Request: List each line of the data that holds the string "налогообложения", please.

Given records:
◆ ◆ ◆ ◆

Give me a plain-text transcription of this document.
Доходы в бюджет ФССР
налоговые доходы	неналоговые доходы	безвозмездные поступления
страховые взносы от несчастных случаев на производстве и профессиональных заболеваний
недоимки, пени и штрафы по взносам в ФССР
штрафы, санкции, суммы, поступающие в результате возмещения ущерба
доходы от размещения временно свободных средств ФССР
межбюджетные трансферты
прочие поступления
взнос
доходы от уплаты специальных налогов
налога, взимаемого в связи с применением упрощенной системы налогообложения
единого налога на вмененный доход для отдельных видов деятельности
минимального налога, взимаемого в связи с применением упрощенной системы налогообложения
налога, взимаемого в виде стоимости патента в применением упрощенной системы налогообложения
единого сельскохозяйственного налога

◆ ◆ ◆ ◆

Task answer:
налога, взимаемого в связи с применением упрощенной системы налогообложения
минимального налога, взимаемого в связи с применением упрощенной системы налогообложения
налога, взимаемого в виде стоимости патента в применением упрощенной системы налогообложения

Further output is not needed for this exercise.